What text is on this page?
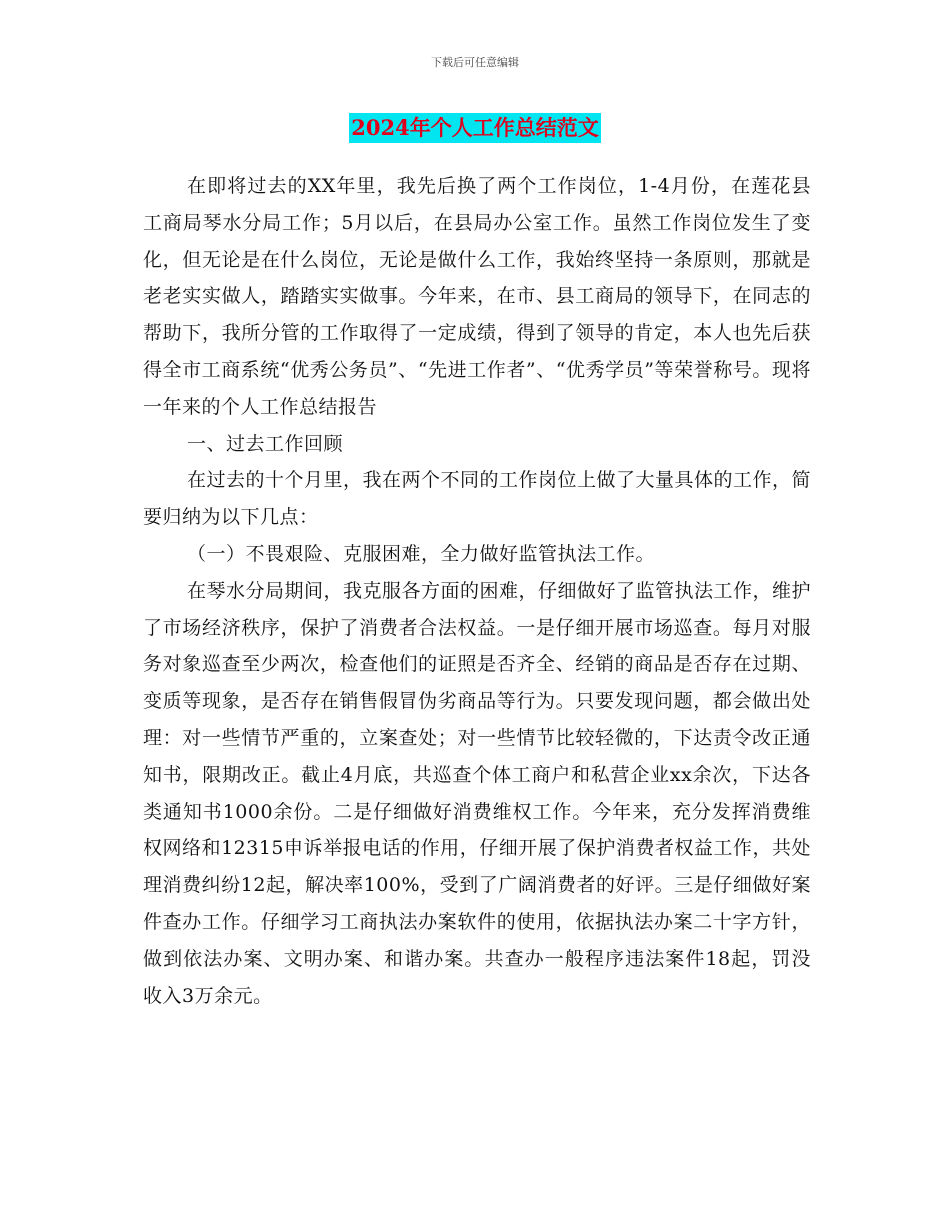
下载后可任意编辑
2024年个人工作总结范文

在即将过去的XX年里，我先后换了两个工作岗位，1-4月份，在莲花县工商局琴水分局工作；5月以后，在县局办公室工作。虽然工作岗位发生了变化，但无论是在什么岗位，无论是做什么工作，我始终坚持一条原则，那就是老老实实做人，踏踏实实做事。今年来，在市、县工商局的领导下，在同志的帮助下，我所分管的工作取得了一定成绩，得到了领导的肯定，本人也先后获得全市工商系统“优秀公务员”、“先进工作者”、“优秀学员”等荣誉称号。现将一年来的个人工作总结报告

一、过去工作回顾

在过去的十个月里，我在两个不同的工作岗位上做了大量具体的工作，简要归纳为以下几点：

（一）不畏艰险、克服困难，全力做好监管执法工作。

在琴水分局期间，我克服各方面的困难，仔细做好了监管执法工作，维护了市场经济秩序，保护了消费者合法权益。一是仔细开展市场巡查。每月对服务对象巡查至少两次，检查他们的证照是否齐全、经销的商品是否存在过期、变质等现象，是否存在销售假冒伪劣商品等行为。只要发现问题，都会做出处理：对一些情节严重的，立案查处；对一些情节比较轻微的，下达责令改正通知书，限期改正。截止4月底，共巡查个体工商户和私营企业xx余次，下达各类通知书1000余份。二是仔细做好消费维权工作。今年来，充分发挥消费维权网络和12315申诉举报电话的作用，仔细开展了保护消费者权益工作，共处理消费纠纷12起，解决率100%，受到了广阔消费者的好评。三是仔细做好案件查办工作。仔细学习工商执法办案软件的使用，依据执法办案二十字方针，做到依法办案、文明办案、和谐办案。共查办一般程序违法案件18起，罚没收入3万余元。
· · · ·
▶ **Objective**
Do not copy the pictures, but repeat every line exactly.

▶ **Output of the task**
What text is on this page?
下载后可任意编辑
2024年个人工作总结范文

在即将过去的XX年里，我先后换了两个工作岗位，1-4月份，在莲花县工商局琴水分局工作；5月以后，在县局办公室工作。虽然工作岗位发生了变化，但无论是在什么岗位，无论是做什么工作，我始终坚持一条原则，那就是老老实实做人，踏踏实实做事。今年来，在市、县工商局的领导下，在同志的帮助下，我所分管的工作取得了一定成绩，得到了领导的肯定，本人也先后获得全市工商系统“优秀公务员”、“先进工作者”、“优秀学员”等荣誉称号。现将一年来的个人工作总结报告

一、过去工作回顾

在过去的十个月里，我在两个不同的工作岗位上做了大量具体的工作，简要归纳为以下几点：

（一）不畏艰险、克服困难，全力做好监管执法工作。

在琴水分局期间，我克服各方面的困难，仔细做好了监管执法工作，维护了市场经济秩序，保护了消费者合法权益。一是仔细开展市场巡查。每月对服务对象巡查至少两次，检查他们的证照是否齐全、经销的商品是否存在过期、变质等现象，是否存在销售假冒伪劣商品等行为。只要发现问题，都会做出处理：对一些情节严重的，立案查处；对一些情节比较轻微的，下达责令改正通知书，限期改正。截止4月底，共巡查个体工商户和私营企业xx余次，下达各类通知书1000余份。二是仔细做好消费维权工作。今年来，充分发挥消费维权网络和12315申诉举报电话的作用，仔细开展了保护消费者权益工作，共处理消费纠纷12起，解决率100%，受到了广阔消费者的好评。三是仔细做好案件查办工作。仔细学习工商执法办案软件的使用，依据执法办案二十字方针，做到依法办案、文明办案、和谐办案。共查办一般程序违法案件18起，罚没收入3万余元。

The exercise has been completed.